### Data records
####################

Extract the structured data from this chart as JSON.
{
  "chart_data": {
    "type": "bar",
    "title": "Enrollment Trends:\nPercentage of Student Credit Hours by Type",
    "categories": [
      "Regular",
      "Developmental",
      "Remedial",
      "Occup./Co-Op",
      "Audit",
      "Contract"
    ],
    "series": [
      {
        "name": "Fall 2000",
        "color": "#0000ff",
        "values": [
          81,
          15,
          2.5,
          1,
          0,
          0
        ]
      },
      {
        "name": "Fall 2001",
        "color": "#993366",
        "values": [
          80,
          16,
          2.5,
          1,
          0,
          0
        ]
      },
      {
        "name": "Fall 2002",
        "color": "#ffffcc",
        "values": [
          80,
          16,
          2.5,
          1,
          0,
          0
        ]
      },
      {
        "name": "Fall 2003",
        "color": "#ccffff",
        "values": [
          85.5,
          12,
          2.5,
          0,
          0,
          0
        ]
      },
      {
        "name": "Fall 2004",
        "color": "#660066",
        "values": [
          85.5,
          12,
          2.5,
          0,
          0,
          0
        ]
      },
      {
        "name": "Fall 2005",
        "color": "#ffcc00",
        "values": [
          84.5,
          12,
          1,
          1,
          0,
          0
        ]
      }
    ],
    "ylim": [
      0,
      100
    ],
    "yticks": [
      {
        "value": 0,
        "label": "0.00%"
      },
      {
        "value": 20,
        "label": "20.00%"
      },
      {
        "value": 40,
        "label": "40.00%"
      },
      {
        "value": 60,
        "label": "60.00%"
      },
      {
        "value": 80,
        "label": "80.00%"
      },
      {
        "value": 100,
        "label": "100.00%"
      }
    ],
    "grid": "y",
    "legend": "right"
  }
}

####################

### Directive
Output the full listing exactly as it stands.

### The completed task
Extract the structured data from this chart as JSON.
{
  "chart_data": {
    "type": "bar",
    "title": "Enrollment Trends:\nPercentage of Student Credit Hours by Type",
    "categories": [
      "Regular",
      "Developmental",
      "Remedial",
      "Occup./Co-Op",
      "Audit",
      "Contract"
    ],
    "series": [
      {
        "name": "Fall 2000",
        "color": "#0000ff",
        "values": [
          81,
          15,
          2.5,
          1,
          0,
          0
        ]
      },
      {
        "name": "Fall 2001",
        "color": "#993366",
        "values": [
          80,
          16,
          2.5,
          1,
          0,
          0
        ]
      },
      {
        "name": "Fall 2002",
        "color": "#ffffcc",
        "values": [
          80,
          16,
          2.5,
          1,
          0,
          0
        ]
      },
      {
        "name": "Fall 2003",
        "color": "#ccffff",
        "values": [
          85.5,
          12,
          2.5,
          0,
          0,
          0
        ]
      },
      {
        "name": "Fall 2004",
        "color": "#660066",
        "values": [
          85.5,
          12,
          2.5,
          0,
          0,
          0
        ]
      },
      {
        "name": "Fall 2005",
        "color": "#ffcc00",
        "values": [
          84.5,
          12,
          1,
          1,
          0,
          0
        ]
      }
    ],
    "ylim": [
      0,
      100
    ],
    "yticks": [
      {
        "value": 0,
        "label": "0.00%"
      },
      {
        "value": 20,
        "label": "20.00%"
      },
      {
        "value": 40,
        "label": "40.00%"
      },
      {
        "value": 60,
        "label": "60.00%"
      },
      {
        "value": 80,
        "label": "80.00%"
      },
      {
        "value": 100,
        "label": "100.00%"
      }
    ],
    "grid": "y",
    "legend": "right"
  }
}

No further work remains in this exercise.